**** Data excerpts ****

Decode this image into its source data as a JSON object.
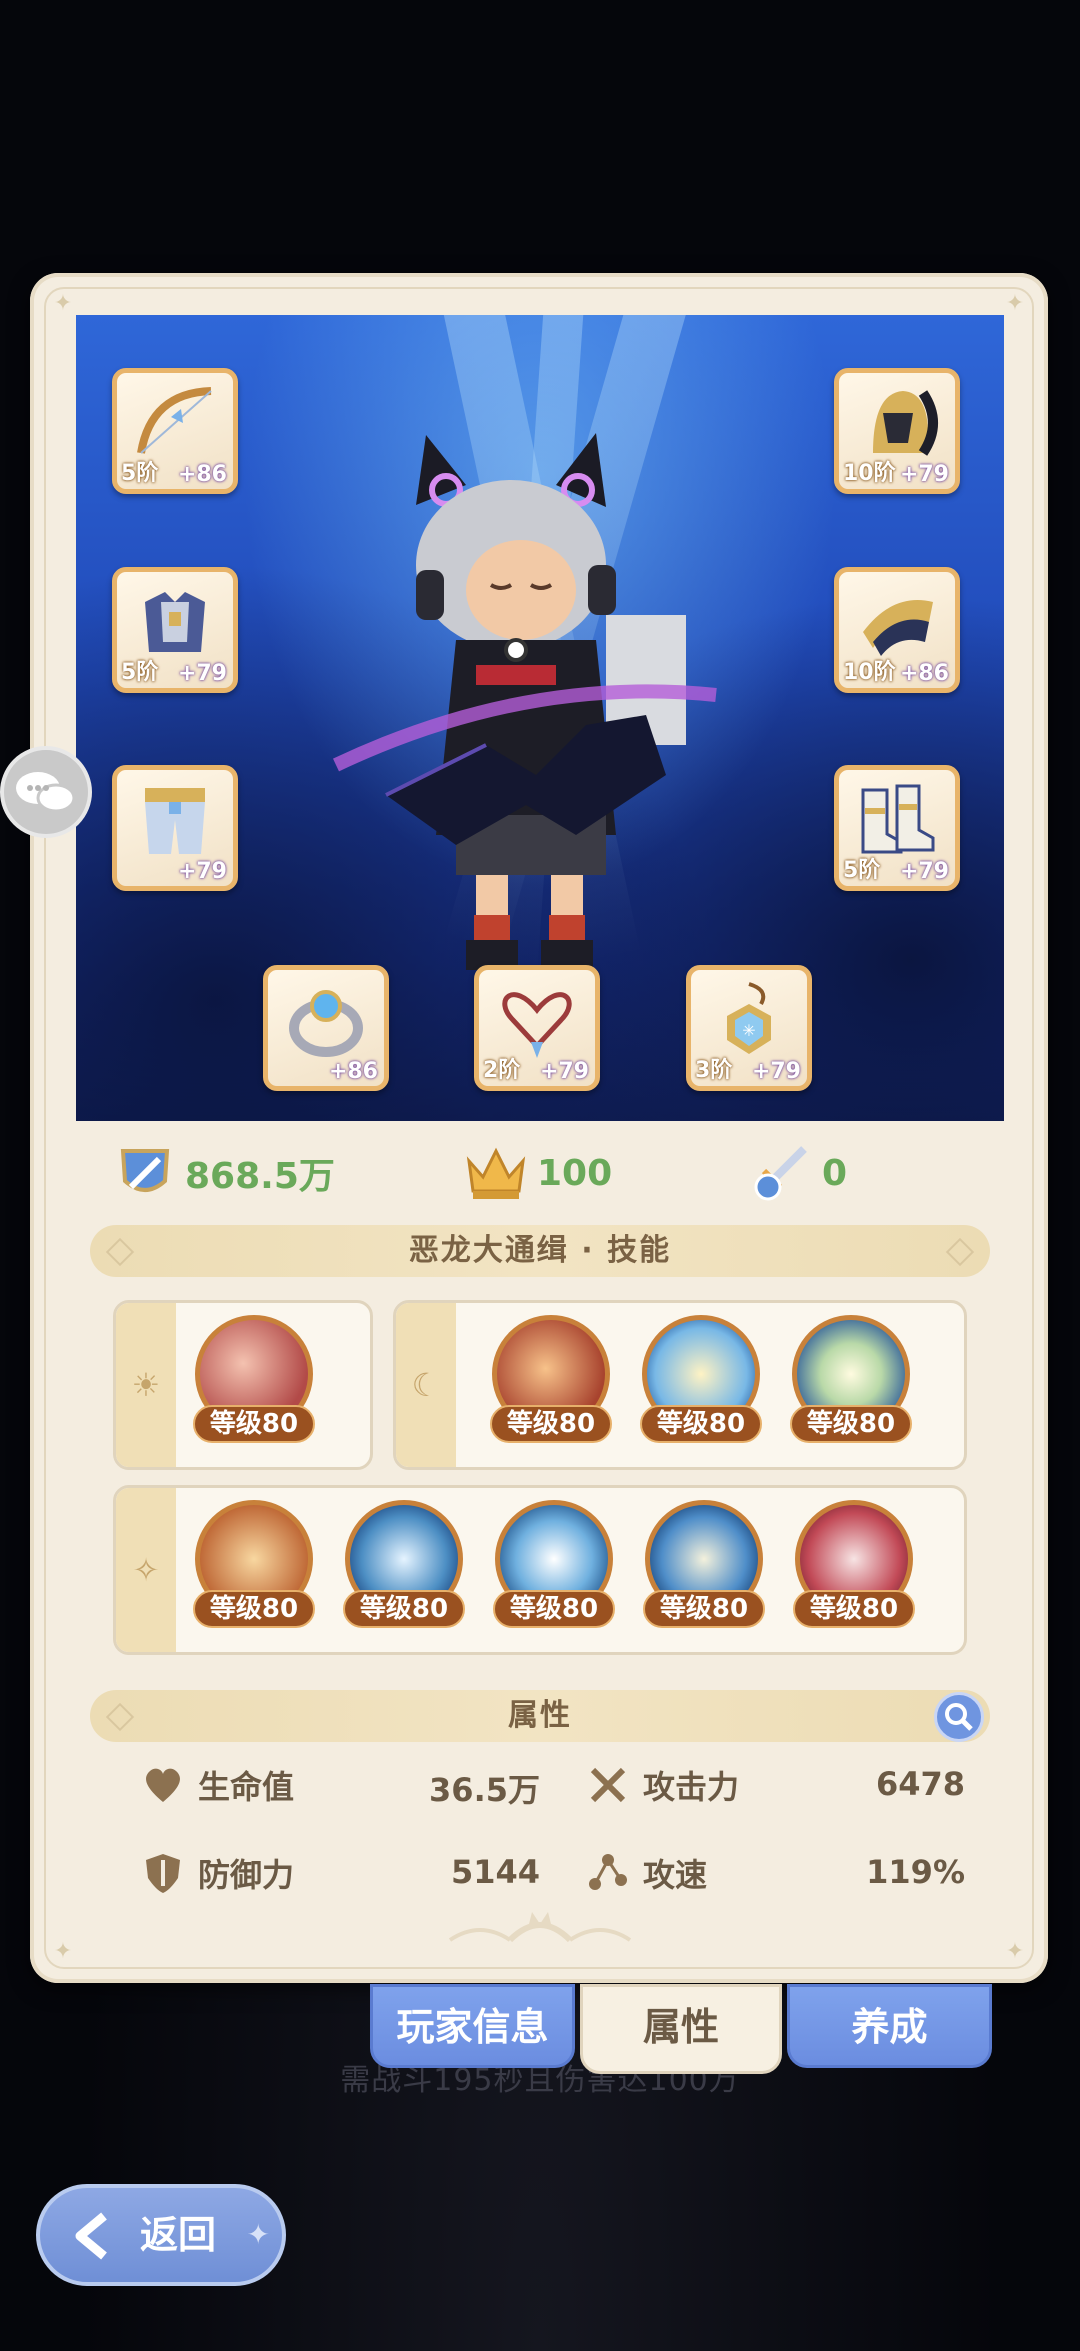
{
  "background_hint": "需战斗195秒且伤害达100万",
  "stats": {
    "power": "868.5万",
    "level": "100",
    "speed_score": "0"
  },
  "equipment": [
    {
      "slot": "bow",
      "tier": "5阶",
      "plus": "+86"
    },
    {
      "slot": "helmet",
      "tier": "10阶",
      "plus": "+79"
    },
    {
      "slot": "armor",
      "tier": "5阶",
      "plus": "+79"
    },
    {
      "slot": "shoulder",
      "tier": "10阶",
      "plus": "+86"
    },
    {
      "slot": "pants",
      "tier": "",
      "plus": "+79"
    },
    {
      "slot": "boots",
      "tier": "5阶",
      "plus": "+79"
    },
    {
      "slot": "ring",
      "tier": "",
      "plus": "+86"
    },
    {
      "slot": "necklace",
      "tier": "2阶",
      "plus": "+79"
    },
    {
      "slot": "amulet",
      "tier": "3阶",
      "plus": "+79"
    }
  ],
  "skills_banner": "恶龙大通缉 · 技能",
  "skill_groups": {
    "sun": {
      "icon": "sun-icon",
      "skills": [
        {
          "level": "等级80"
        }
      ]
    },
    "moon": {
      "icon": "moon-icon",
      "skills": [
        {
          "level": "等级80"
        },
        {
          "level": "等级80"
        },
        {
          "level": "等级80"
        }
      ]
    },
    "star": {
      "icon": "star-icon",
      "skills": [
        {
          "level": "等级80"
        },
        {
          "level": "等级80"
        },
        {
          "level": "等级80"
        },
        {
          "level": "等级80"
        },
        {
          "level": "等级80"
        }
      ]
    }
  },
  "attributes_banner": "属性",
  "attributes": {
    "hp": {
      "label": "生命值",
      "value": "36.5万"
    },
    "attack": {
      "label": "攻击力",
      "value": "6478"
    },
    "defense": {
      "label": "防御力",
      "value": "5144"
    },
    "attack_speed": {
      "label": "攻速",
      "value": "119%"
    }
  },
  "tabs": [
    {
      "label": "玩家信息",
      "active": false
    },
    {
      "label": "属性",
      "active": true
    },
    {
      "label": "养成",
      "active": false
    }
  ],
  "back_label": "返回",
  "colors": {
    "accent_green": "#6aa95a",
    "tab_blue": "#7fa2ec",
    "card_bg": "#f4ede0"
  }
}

****

- _What you have to do_: Retype every record above exactly as written, but leave out the pictures.

- _Task answer_:
Decode this image into its source data as a JSON object.
{
  "background_hint": "需战斗195秒且伤害达100万",
  "stats": {
    "power": "868.5万",
    "level": "100",
    "speed_score": "0"
  },
  "equipment": [
    {
      "slot": "bow",
      "tier": "5阶",
      "plus": "+86"
    },
    {
      "slot": "helmet",
      "tier": "10阶",
      "plus": "+79"
    },
    {
      "slot": "armor",
      "tier": "5阶",
      "plus": "+79"
    },
    {
      "slot": "shoulder",
      "tier": "10阶",
      "plus": "+86"
    },
    {
      "slot": "pants",
      "tier": "",
      "plus": "+79"
    },
    {
      "slot": "boots",
      "tier": "5阶",
      "plus": "+79"
    },
    {
      "slot": "ring",
      "tier": "",
      "plus": "+86"
    },
    {
      "slot": "necklace",
      "tier": "2阶",
      "plus": "+79"
    },
    {
      "slot": "amulet",
      "tier": "3阶",
      "plus": "+79"
    }
  ],
  "skills_banner": "恶龙大通缉 · 技能",
  "skill_groups": {
    "sun": {
      "icon": "sun-icon",
      "skills": [
        {
          "level": "等级80"
        }
      ]
    },
    "moon": {
      "icon": "moon-icon",
      "skills": [
        {
          "level": "等级80"
        },
        {
          "level": "等级80"
        },
        {
          "level": "等级80"
        }
      ]
    },
    "star": {
      "icon": "star-icon",
      "skills": [
        {
          "level": "等级80"
        },
        {
          "level": "等级80"
        },
        {
          "level": "等级80"
        },
        {
          "level": "等级80"
        },
        {
          "level": "等级80"
        }
      ]
    }
  },
  "attributes_banner": "属性",
  "attributes": {
    "hp": {
      "label": "生命值",
      "value": "36.5万"
    },
    "attack": {
      "label": "攻击力",
      "value": "6478"
    },
    "defense": {
      "label": "防御力",
      "value": "5144"
    },
    "attack_speed": {
      "label": "攻速",
      "value": "119%"
    }
  },
  "tabs": [
    {
      "label": "玩家信息",
      "active": false
    },
    {
      "label": "属性",
      "active": true
    },
    {
      "label": "养成",
      "active": false
    }
  ],
  "back_label": "返回",
  "colors": {
    "accent_green": "#6aa95a",
    "tab_blue": "#7fa2ec",
    "card_bg": "#f4ede0"
  }
}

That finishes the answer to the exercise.